- PROBLEM TO WORK ON -
Show each line from the listing that includes the word "xlabel".

- RECORD LIST -

[Begin]

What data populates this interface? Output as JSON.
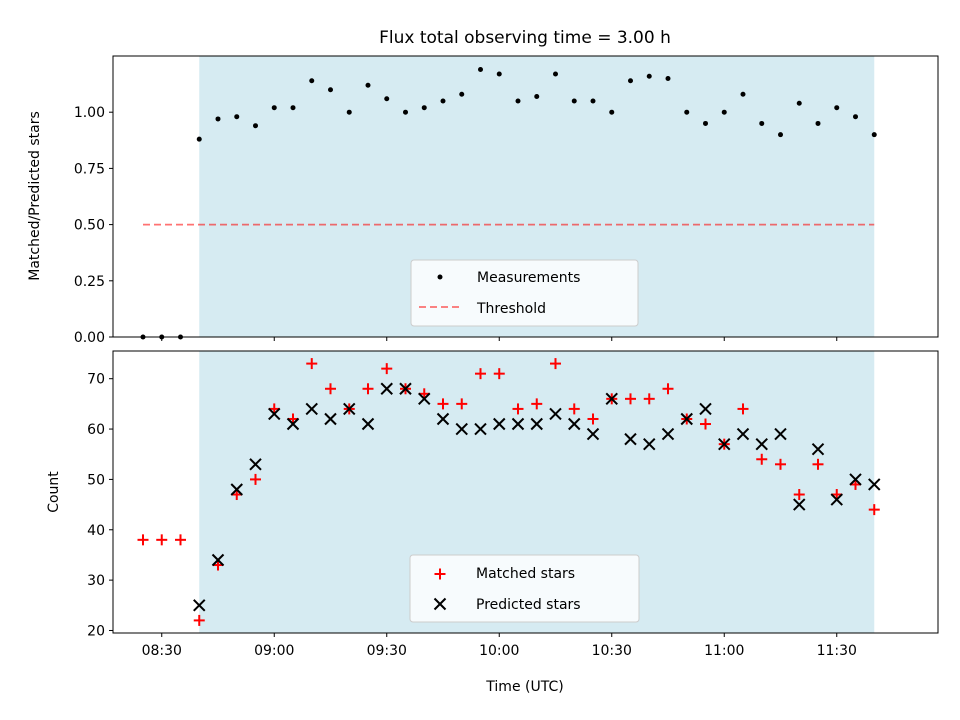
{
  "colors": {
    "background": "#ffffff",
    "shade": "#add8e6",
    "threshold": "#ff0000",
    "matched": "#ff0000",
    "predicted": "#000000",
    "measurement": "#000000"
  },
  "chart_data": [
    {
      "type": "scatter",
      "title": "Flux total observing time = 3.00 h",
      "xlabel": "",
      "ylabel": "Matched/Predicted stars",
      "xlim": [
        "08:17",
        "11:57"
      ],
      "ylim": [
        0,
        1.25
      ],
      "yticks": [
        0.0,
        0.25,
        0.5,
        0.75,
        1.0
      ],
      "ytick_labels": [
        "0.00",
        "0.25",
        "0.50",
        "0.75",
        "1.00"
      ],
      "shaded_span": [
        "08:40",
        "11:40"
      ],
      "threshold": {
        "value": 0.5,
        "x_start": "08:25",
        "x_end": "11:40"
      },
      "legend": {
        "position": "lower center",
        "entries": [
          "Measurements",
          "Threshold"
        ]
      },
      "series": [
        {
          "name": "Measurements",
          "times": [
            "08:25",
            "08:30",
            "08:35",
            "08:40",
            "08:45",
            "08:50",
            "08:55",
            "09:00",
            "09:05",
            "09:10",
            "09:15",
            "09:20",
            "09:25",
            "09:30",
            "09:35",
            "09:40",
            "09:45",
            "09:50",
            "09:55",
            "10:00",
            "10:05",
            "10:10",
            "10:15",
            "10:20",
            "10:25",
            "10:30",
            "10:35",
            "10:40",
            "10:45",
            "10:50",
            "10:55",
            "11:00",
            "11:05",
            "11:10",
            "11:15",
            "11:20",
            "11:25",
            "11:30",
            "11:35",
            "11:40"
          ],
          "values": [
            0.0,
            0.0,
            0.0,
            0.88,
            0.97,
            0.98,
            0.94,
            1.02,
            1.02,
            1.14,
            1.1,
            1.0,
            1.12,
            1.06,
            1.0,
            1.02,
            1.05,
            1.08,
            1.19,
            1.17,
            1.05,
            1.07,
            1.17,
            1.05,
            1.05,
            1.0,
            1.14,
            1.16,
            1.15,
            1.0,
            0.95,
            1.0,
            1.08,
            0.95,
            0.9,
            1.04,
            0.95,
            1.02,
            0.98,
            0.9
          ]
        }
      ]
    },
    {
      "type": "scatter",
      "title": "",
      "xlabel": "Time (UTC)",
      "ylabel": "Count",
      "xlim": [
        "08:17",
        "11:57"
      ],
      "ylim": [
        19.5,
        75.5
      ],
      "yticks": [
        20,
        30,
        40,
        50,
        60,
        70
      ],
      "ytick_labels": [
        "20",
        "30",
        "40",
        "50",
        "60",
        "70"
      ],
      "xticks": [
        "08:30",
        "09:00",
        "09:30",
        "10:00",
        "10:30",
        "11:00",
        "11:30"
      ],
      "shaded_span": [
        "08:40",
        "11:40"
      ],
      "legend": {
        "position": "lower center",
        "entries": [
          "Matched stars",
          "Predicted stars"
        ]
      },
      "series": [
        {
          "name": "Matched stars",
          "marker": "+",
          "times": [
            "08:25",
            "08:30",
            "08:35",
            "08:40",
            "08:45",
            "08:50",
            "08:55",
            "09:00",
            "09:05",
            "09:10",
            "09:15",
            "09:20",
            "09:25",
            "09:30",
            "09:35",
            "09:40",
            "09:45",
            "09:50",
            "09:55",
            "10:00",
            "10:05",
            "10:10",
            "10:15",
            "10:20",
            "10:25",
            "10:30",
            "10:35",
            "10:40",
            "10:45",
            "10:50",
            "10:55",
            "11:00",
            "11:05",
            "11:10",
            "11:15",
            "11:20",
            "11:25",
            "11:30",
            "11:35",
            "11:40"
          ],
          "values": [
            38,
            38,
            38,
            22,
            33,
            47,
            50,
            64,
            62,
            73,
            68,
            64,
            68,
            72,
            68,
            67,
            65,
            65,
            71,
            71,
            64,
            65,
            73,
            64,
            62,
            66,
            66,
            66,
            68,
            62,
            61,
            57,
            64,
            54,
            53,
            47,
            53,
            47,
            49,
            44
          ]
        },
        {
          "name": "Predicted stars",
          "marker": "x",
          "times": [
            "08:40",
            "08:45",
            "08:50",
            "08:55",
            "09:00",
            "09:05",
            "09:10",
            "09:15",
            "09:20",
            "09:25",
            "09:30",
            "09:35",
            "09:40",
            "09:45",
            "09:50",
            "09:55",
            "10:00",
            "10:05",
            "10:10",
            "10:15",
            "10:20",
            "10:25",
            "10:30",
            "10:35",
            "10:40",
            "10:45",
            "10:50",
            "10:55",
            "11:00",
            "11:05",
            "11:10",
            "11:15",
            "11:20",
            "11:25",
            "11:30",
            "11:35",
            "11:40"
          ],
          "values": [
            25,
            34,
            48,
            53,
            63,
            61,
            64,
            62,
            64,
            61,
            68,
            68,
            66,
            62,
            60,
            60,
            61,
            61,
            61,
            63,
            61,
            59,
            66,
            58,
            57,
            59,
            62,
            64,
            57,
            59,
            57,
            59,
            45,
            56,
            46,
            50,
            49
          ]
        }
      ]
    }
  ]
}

[End]
[Begin]

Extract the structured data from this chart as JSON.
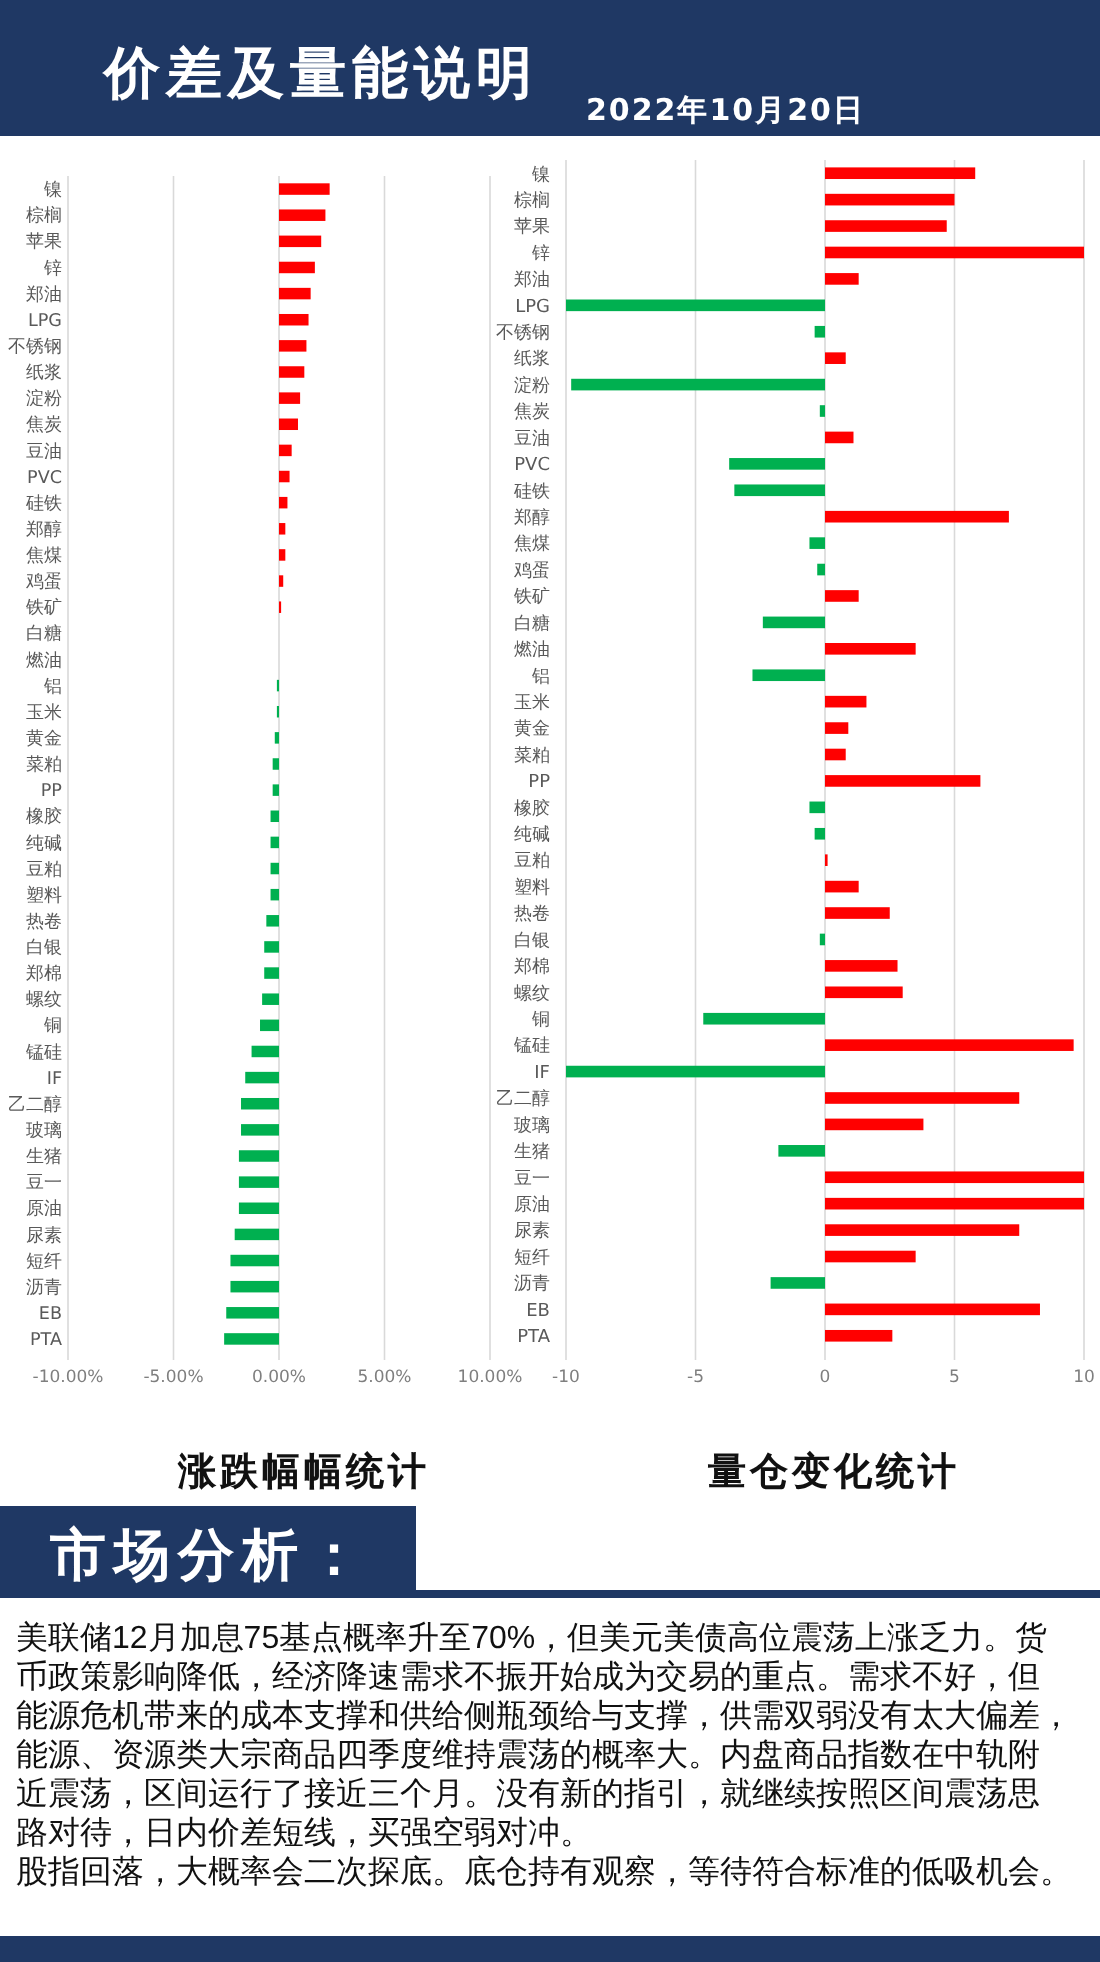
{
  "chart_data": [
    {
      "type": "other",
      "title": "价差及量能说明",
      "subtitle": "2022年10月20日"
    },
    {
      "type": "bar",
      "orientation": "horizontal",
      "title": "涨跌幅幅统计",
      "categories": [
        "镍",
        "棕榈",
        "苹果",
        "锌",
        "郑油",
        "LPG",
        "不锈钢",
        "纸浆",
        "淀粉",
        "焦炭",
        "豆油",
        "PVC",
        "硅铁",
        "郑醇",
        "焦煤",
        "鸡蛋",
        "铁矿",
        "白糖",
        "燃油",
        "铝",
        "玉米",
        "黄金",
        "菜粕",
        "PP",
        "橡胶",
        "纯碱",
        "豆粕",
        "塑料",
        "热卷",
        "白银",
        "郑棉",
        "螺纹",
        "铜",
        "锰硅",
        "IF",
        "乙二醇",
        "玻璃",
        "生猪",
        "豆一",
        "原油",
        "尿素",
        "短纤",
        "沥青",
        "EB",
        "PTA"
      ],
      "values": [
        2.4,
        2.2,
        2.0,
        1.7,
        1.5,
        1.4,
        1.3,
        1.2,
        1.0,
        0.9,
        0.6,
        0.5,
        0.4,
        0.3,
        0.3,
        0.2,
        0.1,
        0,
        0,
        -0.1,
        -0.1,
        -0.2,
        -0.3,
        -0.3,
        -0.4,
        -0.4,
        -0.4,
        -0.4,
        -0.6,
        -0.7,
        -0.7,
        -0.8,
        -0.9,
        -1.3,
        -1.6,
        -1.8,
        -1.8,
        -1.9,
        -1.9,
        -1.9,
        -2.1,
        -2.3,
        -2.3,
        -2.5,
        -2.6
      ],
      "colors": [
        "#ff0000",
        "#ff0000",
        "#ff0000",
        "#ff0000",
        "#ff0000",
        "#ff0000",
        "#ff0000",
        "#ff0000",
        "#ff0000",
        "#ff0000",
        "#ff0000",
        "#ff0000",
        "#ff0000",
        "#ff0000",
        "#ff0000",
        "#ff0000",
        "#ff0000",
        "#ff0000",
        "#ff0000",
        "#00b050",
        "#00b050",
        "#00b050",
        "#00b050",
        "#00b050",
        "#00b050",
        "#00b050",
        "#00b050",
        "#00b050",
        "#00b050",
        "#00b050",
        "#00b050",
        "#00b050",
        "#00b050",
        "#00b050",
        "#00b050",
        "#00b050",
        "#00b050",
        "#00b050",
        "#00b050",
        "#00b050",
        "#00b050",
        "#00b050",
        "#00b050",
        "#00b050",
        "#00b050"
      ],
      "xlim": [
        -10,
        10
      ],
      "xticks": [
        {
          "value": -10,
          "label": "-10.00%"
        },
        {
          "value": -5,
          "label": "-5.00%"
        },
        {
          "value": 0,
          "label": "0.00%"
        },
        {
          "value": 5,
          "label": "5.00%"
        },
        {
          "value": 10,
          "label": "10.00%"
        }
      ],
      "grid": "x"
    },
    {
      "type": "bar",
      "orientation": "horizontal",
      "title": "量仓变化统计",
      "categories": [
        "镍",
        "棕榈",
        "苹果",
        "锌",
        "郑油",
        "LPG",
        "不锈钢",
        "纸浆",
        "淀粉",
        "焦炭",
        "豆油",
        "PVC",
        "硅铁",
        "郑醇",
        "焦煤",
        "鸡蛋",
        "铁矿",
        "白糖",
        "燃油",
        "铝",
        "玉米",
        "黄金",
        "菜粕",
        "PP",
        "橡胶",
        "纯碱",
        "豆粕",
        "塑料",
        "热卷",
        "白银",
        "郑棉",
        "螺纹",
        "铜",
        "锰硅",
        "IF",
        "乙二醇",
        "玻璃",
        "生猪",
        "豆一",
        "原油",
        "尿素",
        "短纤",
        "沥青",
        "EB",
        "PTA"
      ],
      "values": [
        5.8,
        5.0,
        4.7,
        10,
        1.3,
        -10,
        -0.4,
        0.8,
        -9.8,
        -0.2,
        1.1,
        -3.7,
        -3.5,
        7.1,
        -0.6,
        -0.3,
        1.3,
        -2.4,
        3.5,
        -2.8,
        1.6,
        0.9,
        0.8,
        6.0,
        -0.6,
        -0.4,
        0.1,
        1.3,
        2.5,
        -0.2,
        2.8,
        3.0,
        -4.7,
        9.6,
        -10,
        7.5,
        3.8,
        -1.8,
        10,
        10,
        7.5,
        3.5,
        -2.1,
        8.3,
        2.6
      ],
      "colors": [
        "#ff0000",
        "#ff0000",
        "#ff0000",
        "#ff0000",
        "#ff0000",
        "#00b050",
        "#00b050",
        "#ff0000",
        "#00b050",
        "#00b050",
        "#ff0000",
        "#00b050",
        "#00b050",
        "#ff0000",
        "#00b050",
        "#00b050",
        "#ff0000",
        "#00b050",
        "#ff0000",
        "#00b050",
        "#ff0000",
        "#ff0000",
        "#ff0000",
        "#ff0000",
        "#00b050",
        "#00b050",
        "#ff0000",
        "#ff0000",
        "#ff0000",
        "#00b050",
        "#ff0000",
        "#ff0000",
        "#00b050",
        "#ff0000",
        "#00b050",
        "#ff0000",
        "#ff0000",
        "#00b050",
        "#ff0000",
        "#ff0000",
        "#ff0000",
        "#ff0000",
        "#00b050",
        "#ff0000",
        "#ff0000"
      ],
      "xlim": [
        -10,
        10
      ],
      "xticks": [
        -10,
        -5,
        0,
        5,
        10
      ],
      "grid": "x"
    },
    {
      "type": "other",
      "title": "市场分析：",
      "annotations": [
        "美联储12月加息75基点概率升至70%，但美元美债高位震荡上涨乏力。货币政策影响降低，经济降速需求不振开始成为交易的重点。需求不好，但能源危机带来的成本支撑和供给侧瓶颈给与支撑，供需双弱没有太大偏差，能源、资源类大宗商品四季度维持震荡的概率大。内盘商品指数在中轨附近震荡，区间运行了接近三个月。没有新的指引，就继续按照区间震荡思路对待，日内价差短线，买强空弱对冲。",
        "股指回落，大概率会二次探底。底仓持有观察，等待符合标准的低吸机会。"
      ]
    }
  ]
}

[End]
[Begin]

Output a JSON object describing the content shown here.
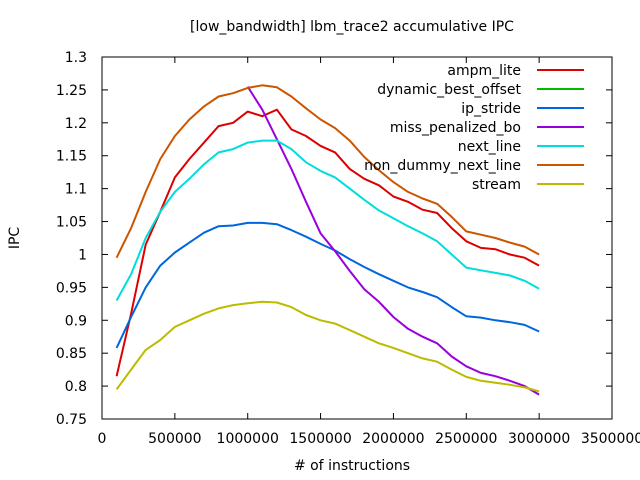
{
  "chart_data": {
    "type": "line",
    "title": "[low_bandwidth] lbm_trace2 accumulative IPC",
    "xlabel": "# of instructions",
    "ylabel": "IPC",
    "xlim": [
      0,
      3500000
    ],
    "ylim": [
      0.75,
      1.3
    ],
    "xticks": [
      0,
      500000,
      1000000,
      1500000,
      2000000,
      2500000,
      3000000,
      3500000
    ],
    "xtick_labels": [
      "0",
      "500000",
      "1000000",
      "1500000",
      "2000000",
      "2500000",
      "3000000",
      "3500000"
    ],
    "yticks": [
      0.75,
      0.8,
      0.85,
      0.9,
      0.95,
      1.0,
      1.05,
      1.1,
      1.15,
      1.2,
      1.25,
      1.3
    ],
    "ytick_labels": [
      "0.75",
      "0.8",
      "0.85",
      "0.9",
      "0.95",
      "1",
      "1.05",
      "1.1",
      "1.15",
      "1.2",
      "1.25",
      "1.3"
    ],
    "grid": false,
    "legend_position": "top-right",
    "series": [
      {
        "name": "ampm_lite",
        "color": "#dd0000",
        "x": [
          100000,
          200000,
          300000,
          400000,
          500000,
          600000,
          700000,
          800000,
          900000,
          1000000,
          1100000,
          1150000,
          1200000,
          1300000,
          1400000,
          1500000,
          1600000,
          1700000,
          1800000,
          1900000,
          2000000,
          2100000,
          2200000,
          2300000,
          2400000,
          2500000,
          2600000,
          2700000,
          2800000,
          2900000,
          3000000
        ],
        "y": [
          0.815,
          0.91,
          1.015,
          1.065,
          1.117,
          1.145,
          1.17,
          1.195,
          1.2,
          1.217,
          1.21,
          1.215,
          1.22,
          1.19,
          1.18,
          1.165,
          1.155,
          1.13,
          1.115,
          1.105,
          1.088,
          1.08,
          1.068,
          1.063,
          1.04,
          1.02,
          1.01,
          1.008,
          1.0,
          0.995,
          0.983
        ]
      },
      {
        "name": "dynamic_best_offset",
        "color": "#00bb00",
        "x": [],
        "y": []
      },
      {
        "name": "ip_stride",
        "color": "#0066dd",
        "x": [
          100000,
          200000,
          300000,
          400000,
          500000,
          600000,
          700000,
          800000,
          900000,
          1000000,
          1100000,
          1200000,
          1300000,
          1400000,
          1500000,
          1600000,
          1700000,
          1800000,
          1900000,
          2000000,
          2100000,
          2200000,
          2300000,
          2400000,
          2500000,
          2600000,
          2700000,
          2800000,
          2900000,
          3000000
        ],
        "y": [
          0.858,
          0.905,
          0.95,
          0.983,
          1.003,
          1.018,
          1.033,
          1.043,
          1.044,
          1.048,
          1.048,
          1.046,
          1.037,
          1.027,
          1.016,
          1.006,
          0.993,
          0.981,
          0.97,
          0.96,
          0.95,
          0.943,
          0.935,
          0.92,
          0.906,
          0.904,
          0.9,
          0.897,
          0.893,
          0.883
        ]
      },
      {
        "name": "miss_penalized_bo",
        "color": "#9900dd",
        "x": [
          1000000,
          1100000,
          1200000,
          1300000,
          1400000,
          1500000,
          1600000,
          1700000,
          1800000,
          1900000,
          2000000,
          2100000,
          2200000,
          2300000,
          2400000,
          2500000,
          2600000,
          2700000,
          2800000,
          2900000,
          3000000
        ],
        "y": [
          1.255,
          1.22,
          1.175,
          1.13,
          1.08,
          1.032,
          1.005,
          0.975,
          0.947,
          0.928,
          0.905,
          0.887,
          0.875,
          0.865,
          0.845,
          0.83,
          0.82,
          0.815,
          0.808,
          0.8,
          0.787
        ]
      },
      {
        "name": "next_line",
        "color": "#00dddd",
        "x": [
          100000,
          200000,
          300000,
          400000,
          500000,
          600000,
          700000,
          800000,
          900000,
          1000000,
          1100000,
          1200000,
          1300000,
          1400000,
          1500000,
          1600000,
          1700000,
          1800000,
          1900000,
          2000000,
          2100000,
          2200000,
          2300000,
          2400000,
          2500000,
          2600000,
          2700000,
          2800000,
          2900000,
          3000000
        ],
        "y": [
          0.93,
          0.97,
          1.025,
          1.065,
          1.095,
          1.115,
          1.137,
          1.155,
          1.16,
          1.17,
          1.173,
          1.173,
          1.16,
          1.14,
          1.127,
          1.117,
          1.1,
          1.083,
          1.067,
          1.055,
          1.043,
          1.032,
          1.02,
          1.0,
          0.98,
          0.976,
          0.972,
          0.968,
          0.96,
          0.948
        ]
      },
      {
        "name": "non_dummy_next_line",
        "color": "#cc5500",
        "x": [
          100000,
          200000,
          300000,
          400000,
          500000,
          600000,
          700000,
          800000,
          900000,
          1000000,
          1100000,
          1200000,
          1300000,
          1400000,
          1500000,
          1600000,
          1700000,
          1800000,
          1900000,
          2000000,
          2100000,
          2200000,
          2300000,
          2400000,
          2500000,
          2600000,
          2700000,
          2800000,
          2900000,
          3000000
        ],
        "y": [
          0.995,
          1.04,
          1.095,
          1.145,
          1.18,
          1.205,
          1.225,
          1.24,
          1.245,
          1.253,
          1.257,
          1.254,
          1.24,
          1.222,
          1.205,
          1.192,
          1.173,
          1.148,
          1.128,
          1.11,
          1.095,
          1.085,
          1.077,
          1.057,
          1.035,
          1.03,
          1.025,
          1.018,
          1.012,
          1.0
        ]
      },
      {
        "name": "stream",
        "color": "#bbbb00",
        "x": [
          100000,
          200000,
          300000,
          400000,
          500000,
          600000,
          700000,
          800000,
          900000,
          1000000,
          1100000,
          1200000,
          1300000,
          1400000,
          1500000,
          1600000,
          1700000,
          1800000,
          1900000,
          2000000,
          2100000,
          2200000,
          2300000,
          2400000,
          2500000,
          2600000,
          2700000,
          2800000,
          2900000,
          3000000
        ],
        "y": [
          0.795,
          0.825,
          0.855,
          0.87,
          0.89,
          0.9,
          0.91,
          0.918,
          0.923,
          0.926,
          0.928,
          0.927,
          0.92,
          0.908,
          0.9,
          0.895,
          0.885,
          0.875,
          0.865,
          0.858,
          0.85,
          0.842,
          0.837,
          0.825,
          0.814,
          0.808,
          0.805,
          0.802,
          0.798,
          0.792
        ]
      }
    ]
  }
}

[End]

- RESPONSE TO THE TASK -
      "xlabel": "",
      "xlabel": "Time (UTC)",
    "xlabel": "# of instructions",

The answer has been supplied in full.